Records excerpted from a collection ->
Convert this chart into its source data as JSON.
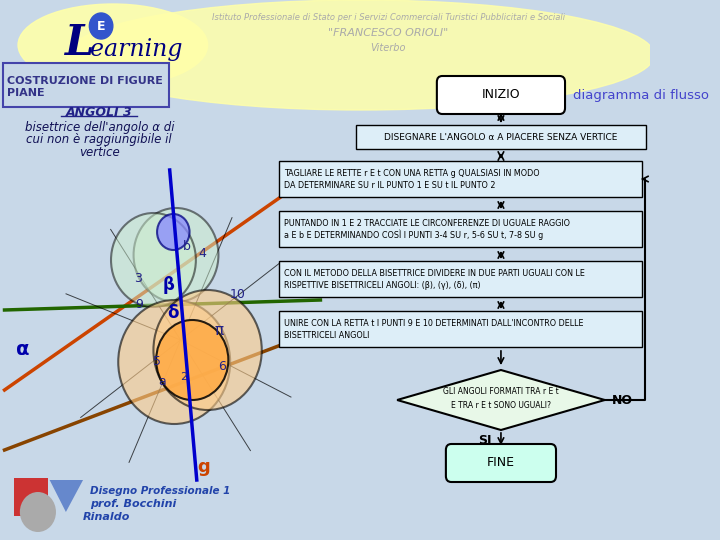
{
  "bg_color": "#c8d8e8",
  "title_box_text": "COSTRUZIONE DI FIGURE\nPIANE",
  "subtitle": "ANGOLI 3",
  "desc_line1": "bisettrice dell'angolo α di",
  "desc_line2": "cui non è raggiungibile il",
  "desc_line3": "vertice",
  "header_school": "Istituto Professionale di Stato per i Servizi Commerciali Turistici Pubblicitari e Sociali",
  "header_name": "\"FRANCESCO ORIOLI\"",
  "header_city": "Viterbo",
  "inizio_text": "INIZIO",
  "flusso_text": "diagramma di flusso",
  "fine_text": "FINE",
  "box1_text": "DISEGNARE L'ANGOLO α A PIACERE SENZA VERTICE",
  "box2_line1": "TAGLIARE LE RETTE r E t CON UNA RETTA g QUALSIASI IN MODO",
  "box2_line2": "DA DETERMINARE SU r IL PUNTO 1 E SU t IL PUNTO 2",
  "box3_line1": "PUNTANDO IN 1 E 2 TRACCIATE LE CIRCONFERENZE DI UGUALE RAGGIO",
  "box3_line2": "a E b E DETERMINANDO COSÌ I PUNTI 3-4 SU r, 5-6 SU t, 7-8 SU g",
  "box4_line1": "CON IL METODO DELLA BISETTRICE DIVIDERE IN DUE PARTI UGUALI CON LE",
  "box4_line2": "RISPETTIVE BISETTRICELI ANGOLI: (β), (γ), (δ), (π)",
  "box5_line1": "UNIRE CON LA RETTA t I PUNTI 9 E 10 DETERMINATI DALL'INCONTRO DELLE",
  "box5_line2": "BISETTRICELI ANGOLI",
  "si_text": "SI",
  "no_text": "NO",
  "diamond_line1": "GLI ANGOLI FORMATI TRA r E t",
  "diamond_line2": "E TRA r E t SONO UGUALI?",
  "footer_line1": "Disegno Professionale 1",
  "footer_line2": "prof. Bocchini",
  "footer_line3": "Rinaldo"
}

==

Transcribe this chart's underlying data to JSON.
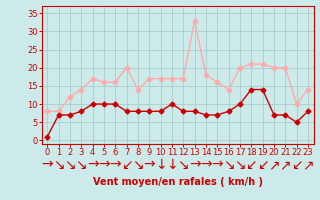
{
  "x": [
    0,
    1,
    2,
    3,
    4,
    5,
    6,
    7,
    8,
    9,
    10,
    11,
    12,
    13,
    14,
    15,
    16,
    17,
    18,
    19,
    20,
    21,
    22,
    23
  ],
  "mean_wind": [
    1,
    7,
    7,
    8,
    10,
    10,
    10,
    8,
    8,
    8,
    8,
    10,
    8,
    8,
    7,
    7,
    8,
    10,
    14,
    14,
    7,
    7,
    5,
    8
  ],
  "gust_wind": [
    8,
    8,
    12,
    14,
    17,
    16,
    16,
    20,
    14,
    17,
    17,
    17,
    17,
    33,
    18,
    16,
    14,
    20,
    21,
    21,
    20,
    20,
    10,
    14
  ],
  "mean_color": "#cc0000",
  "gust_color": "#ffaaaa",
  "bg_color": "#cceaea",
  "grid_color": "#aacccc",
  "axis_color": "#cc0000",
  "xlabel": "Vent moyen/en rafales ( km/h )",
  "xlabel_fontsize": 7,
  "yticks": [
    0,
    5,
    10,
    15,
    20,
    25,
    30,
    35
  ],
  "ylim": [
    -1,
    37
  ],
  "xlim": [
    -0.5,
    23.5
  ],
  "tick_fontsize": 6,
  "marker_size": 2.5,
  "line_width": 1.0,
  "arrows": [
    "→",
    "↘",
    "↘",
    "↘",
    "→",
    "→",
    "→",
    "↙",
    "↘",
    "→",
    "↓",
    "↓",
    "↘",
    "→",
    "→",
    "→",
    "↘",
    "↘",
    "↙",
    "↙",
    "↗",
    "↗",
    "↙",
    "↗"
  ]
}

What the exercise asks -> For each line above that contains the word "UGUALI", copy that line.

Answer for this exercise ->
  "box4_line1": "CON IL METODO DELLA BISETTRICE DIVIDERE IN DUE PARTI UGUALI CON LE",
  "diamond_line2": "E TRA r E t SONO UGUALI?",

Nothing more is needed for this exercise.